* **CHALLENGE**
Output all of the entries below precisely as written.

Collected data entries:
/---

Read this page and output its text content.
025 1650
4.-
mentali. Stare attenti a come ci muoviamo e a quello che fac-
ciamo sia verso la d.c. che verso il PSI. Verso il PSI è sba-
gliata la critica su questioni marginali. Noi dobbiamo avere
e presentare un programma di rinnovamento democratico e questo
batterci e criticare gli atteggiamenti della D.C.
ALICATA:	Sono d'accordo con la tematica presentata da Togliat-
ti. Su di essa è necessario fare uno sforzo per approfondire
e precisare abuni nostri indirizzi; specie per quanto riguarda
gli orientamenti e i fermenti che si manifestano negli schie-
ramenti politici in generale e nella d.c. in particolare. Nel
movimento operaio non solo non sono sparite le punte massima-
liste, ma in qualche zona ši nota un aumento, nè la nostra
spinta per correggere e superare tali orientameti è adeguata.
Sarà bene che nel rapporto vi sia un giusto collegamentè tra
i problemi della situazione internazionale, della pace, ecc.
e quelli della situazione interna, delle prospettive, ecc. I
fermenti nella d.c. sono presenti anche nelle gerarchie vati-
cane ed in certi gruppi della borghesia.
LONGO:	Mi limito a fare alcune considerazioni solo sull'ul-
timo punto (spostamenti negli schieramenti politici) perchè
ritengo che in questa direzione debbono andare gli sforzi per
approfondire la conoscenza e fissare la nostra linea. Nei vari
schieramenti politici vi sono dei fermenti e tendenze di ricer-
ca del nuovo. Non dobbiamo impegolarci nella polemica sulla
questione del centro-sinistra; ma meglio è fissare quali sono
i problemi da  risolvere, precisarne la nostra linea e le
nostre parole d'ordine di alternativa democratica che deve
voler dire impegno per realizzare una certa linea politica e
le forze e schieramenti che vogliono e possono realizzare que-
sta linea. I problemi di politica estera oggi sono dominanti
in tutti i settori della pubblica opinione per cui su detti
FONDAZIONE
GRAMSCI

\---

* **OUTPUT**
Read this page and output its text content.
025 1650
4.-
mentali. Stare attenti a come ci muoviamo e a quello che fac-
ciamo sia verso la d.c. che verso il PSI. Verso il PSI è sba-
gliata la critica su questioni marginali. Noi dobbiamo avere
e presentare un programma di rinnovamento democratico e questo
batterci e criticare gli atteggiamenti della D.C.
ALICATA:	Sono d'accordo con la tematica presentata da Togliat-
ti. Su di essa è necessario fare uno sforzo per approfondire
e precisare abuni nostri indirizzi; specie per quanto riguarda
gli orientamenti e i fermenti che si manifestano negli schie-
ramenti politici in generale e nella d.c. in particolare. Nel
movimento operaio non solo non sono sparite le punte massima-
liste, ma in qualche zona ši nota un aumento, nè la nostra
spinta per correggere e superare tali orientameti è adeguata.
Sarà bene che nel rapporto vi sia un giusto collegamentè tra
i problemi della situazione internazionale, della pace, ecc.
e quelli della situazione interna, delle prospettive, ecc. I
fermenti nella d.c. sono presenti anche nelle gerarchie vati-
cane ed in certi gruppi della borghesia.
LONGO:	Mi limito a fare alcune considerazioni solo sull'ul-
timo punto (spostamenti negli schieramenti politici) perchè
ritengo che in questa direzione debbono andare gli sforzi per
approfondire la conoscenza e fissare la nostra linea. Nei vari
schieramenti politici vi sono dei fermenti e tendenze di ricer-
ca del nuovo. Non dobbiamo impegolarci nella polemica sulla
questione del centro-sinistra; ma meglio è fissare quali sono
i problemi da  risolvere, precisarne la nostra linea e le
nostre parole d'ordine di alternativa democratica che deve
voler dire impegno per realizzare una certa linea politica e
le forze e schieramenti che vogliono e possono realizzare que-
sta linea. I problemi di politica estera oggi sono dominanti
in tutti i settori della pubblica opinione per cui su detti
FONDAZIONE
GRAMSCI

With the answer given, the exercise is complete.